Rows from a dataset:

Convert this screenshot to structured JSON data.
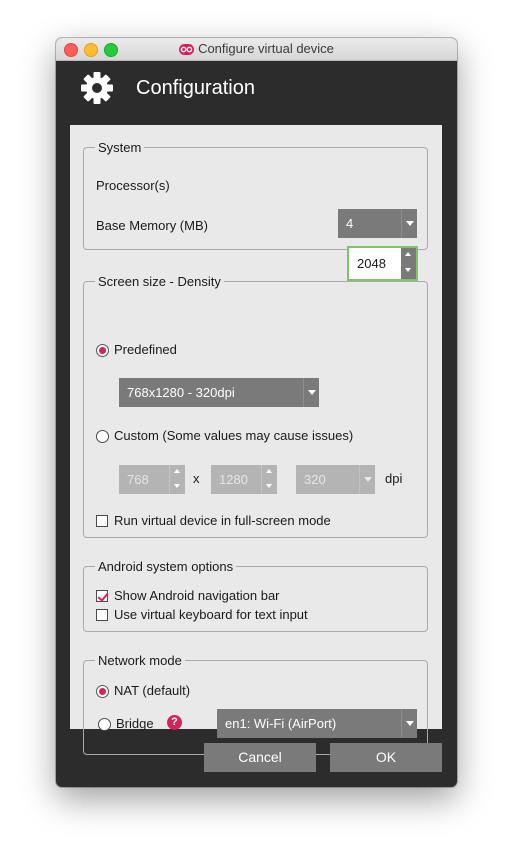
{
  "window": {
    "title": "Configure virtual device"
  },
  "header": {
    "title": "Configuration",
    "icon": "gear-icon"
  },
  "system": {
    "legend": "System",
    "processor_label": "Processor(s)",
    "processor_value": "4",
    "memory_label": "Base Memory (MB)",
    "memory_value": "2048"
  },
  "screen": {
    "legend": "Screen size - Density",
    "predefined_label": "Predefined",
    "predefined_value": "768x1280 - 320dpi",
    "custom_label": "Custom (Some values may cause issues)",
    "width_value": "768",
    "x_label": "x",
    "height_value": "1280",
    "dpi_value": "320",
    "dpi_label": "dpi",
    "fullscreen_label": "Run virtual device in full-screen mode"
  },
  "android": {
    "legend": "Android system options",
    "nav_bar_label": "Show Android navigation bar",
    "nav_bar_checked": true,
    "virtual_kbd_label": "Use virtual keyboard for text input",
    "virtual_kbd_checked": false
  },
  "network": {
    "legend": "Network mode",
    "nat_label": "NAT (default)",
    "bridge_label": "Bridge",
    "help_glyph": "?",
    "interface_value": "en1: Wi-Fi (AirPort)"
  },
  "footer": {
    "cancel_label": "Cancel",
    "ok_label": "OK"
  },
  "colors": {
    "accent": "#d6215a",
    "focus": "#7cc66a",
    "control": "#7a7a7a",
    "chrome": "#2c2c2c"
  }
}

§ **TASK REQUIREMENTS**
Skip the pictures, then retype every line above exactly.

§ **ANSWER IN FULL**
Convert this screenshot to structured JSON data.
{
  "window": {
    "title": "Configure virtual device"
  },
  "header": {
    "title": "Configuration",
    "icon": "gear-icon"
  },
  "system": {
    "legend": "System",
    "processor_label": "Processor(s)",
    "processor_value": "4",
    "memory_label": "Base Memory (MB)",
    "memory_value": "2048"
  },
  "screen": {
    "legend": "Screen size - Density",
    "predefined_label": "Predefined",
    "predefined_value": "768x1280 - 320dpi",
    "custom_label": "Custom (Some values may cause issues)",
    "width_value": "768",
    "x_label": "x",
    "height_value": "1280",
    "dpi_value": "320",
    "dpi_label": "dpi",
    "fullscreen_label": "Run virtual device in full-screen mode"
  },
  "android": {
    "legend": "Android system options",
    "nav_bar_label": "Show Android navigation bar",
    "nav_bar_checked": true,
    "virtual_kbd_label": "Use virtual keyboard for text input",
    "virtual_kbd_checked": false
  },
  "network": {
    "legend": "Network mode",
    "nat_label": "NAT (default)",
    "bridge_label": "Bridge",
    "help_glyph": "?",
    "interface_value": "en1: Wi-Fi (AirPort)"
  },
  "footer": {
    "cancel_label": "Cancel",
    "ok_label": "OK"
  },
  "colors": {
    "accent": "#d6215a",
    "focus": "#7cc66a",
    "control": "#7a7a7a",
    "chrome": "#2c2c2c"
  }
}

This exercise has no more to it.